-- START OF ENTRIES --

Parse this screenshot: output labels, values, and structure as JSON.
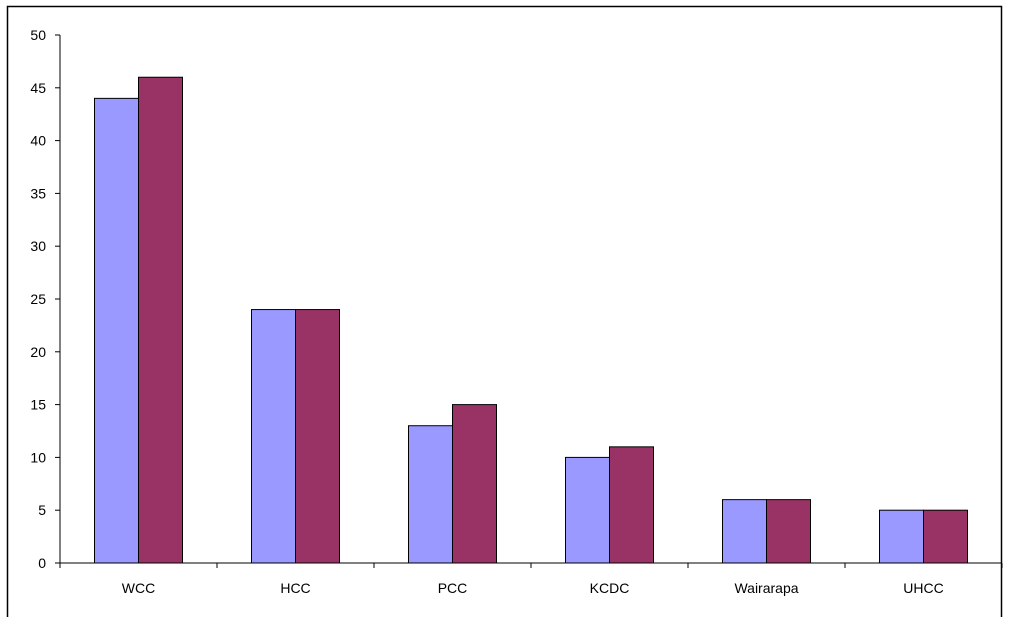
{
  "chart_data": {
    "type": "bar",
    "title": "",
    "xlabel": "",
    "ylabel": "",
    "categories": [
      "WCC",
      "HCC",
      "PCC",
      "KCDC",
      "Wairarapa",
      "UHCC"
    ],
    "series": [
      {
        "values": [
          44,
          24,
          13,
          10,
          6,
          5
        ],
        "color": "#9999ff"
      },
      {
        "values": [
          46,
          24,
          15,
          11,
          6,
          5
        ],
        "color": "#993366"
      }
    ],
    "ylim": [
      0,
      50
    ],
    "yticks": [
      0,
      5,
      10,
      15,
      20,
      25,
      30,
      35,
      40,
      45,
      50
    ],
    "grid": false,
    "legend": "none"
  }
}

-- END OF ENTRIES --
-- START OF ENTRIES --

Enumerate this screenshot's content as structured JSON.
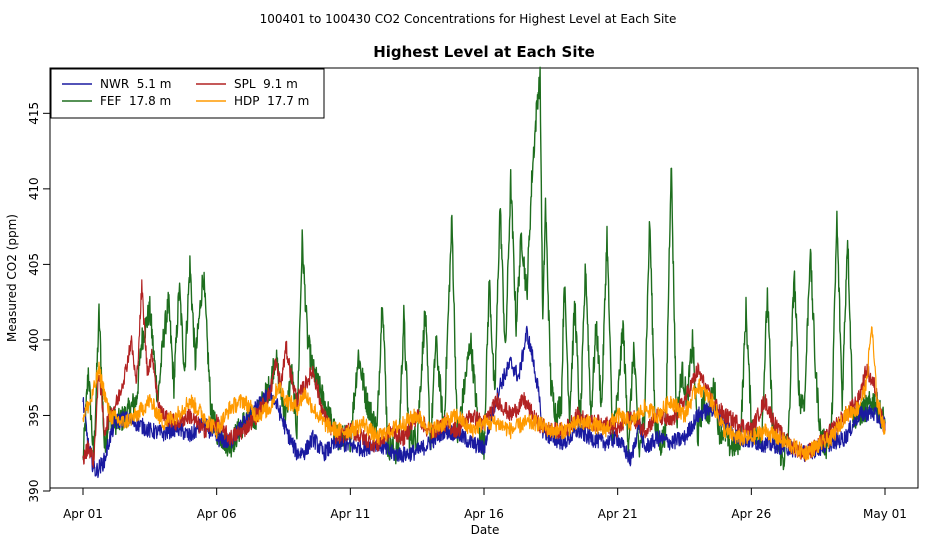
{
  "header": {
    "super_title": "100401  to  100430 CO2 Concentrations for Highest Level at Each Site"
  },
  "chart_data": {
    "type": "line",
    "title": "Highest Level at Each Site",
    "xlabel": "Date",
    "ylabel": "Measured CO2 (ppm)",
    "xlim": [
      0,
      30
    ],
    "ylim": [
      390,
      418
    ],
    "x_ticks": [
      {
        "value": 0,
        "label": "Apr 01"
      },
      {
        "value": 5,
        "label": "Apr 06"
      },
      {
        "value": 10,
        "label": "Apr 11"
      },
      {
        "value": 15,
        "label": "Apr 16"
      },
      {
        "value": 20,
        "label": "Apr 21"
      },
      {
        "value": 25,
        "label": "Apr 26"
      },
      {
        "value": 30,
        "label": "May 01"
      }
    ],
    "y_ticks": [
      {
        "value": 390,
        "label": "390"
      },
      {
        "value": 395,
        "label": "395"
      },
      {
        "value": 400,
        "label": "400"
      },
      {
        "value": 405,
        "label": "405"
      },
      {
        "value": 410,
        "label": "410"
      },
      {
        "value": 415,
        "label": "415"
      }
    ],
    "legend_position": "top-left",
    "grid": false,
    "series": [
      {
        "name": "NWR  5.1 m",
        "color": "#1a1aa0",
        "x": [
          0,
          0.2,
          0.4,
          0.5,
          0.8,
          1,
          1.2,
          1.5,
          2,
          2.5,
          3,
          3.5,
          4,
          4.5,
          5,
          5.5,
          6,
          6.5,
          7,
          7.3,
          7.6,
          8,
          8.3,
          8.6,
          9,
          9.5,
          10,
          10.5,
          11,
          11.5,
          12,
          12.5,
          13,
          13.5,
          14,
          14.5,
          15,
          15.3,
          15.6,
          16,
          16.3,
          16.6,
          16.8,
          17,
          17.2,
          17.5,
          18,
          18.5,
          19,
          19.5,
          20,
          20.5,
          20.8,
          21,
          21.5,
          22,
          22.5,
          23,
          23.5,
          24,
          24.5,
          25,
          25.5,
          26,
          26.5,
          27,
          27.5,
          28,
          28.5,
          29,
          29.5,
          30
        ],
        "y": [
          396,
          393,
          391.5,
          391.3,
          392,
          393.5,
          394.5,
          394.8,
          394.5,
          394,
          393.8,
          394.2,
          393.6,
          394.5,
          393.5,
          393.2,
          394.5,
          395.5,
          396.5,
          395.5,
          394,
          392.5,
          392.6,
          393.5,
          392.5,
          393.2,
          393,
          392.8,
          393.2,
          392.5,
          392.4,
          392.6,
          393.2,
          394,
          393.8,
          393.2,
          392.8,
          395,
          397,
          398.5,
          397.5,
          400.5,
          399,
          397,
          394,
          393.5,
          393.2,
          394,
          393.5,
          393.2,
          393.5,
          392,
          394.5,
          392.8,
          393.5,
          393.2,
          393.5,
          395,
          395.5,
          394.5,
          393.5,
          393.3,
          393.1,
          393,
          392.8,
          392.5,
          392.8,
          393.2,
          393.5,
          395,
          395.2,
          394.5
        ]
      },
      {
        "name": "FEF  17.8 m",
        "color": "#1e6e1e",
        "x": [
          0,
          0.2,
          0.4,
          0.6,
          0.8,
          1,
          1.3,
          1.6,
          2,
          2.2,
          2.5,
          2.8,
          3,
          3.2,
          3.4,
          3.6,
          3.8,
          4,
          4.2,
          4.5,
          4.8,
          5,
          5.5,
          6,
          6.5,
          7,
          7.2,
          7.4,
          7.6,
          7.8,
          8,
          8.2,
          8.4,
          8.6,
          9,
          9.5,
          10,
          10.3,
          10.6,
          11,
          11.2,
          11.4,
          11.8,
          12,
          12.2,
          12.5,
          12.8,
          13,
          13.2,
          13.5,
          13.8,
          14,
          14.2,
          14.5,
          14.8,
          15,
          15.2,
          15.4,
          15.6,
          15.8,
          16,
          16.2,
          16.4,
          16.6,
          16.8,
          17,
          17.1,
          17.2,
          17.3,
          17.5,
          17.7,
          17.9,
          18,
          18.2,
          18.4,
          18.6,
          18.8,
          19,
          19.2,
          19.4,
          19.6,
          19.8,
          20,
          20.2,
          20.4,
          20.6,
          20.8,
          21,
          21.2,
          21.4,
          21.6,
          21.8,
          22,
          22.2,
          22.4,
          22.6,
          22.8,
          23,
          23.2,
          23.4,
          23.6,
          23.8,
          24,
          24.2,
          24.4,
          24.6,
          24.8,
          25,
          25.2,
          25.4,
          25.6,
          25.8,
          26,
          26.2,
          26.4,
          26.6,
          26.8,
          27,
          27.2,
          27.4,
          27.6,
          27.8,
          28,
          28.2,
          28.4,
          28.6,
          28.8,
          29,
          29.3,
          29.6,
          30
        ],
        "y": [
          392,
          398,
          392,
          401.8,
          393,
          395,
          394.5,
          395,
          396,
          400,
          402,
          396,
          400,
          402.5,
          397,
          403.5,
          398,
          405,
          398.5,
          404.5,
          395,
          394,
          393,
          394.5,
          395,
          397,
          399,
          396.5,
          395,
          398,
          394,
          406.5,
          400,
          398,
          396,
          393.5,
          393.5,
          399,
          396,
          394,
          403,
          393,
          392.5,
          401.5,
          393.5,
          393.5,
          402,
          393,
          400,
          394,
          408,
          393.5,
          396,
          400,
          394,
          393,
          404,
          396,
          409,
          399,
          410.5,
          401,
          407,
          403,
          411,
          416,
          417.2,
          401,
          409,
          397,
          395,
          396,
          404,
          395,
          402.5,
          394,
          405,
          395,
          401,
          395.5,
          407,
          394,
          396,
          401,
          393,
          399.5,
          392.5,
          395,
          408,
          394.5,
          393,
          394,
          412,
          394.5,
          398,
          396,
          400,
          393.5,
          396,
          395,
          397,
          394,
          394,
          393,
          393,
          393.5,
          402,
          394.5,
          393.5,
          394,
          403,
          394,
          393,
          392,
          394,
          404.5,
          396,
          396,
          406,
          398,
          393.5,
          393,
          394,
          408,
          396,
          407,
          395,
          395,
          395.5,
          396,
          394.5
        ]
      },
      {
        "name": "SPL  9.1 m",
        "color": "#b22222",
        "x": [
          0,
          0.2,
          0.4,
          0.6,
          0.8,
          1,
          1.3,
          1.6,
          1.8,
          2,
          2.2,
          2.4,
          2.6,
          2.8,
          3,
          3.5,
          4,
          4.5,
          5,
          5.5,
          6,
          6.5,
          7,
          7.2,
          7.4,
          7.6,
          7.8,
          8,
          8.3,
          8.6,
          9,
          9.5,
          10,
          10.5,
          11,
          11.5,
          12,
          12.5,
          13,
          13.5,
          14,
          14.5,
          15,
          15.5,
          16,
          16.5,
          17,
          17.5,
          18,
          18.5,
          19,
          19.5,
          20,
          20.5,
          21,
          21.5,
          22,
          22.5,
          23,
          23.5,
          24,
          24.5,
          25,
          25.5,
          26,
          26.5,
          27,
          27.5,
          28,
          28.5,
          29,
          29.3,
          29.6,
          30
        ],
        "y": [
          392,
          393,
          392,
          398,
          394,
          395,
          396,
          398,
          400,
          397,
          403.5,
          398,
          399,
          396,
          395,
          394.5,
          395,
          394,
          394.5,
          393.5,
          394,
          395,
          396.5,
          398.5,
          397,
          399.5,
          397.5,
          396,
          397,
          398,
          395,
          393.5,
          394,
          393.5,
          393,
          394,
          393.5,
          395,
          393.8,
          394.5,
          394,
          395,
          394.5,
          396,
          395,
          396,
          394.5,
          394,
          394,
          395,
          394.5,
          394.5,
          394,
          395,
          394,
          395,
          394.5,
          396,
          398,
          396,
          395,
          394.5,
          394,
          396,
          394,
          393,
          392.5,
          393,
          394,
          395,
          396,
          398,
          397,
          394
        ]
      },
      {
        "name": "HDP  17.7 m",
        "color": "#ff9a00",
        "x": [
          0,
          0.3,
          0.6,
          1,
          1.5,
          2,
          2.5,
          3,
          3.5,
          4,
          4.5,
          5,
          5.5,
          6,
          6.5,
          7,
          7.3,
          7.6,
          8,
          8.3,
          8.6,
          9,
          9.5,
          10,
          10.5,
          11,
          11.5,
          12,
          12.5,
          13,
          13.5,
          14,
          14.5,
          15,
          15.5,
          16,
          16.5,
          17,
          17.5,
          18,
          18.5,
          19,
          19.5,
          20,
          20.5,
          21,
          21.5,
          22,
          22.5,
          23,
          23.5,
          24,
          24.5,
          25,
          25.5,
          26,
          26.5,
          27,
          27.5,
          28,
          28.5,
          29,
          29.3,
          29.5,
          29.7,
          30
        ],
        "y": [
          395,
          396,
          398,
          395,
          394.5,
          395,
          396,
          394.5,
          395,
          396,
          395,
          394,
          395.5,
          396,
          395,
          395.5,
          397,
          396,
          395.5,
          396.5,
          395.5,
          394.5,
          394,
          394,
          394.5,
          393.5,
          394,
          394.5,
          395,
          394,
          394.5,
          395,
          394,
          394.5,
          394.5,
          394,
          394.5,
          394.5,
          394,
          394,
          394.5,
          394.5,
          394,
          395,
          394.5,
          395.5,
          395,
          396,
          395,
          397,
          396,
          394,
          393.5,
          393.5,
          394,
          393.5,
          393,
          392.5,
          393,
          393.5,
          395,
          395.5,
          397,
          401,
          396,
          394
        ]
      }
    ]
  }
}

-- END OF ENTRIES --
-- START OF ENTRIES --

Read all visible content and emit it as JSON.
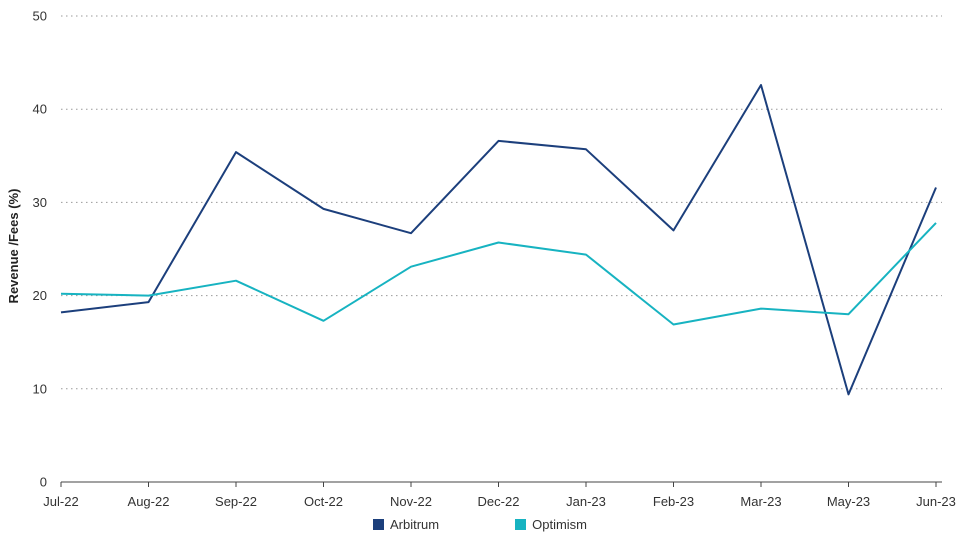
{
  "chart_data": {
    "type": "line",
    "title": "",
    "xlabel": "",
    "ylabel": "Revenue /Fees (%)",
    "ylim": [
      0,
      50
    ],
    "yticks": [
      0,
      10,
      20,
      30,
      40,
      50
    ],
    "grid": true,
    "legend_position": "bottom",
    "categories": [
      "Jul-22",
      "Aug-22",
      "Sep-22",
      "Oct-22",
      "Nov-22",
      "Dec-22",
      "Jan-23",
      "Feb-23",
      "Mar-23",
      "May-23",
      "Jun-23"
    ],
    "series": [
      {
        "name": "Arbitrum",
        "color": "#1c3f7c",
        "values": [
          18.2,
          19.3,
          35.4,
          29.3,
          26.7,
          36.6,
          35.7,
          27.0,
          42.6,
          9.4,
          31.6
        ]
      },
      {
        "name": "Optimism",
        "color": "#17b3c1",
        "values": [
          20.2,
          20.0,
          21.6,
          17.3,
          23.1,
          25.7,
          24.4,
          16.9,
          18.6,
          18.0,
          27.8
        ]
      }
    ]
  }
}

-- END OF ENTRIES --

Only lines with the word "color" are wanted, so copy each one from the records.

        "color": "#9999ff"
        "color": "#993366"
        "color": "#1a1aa0",
        "color": "#1e6e1e",
        "color": "#b22222",
        "color": "#ff9a00",
        "color": "#1c3f7c",
        "color": "#17b3c1",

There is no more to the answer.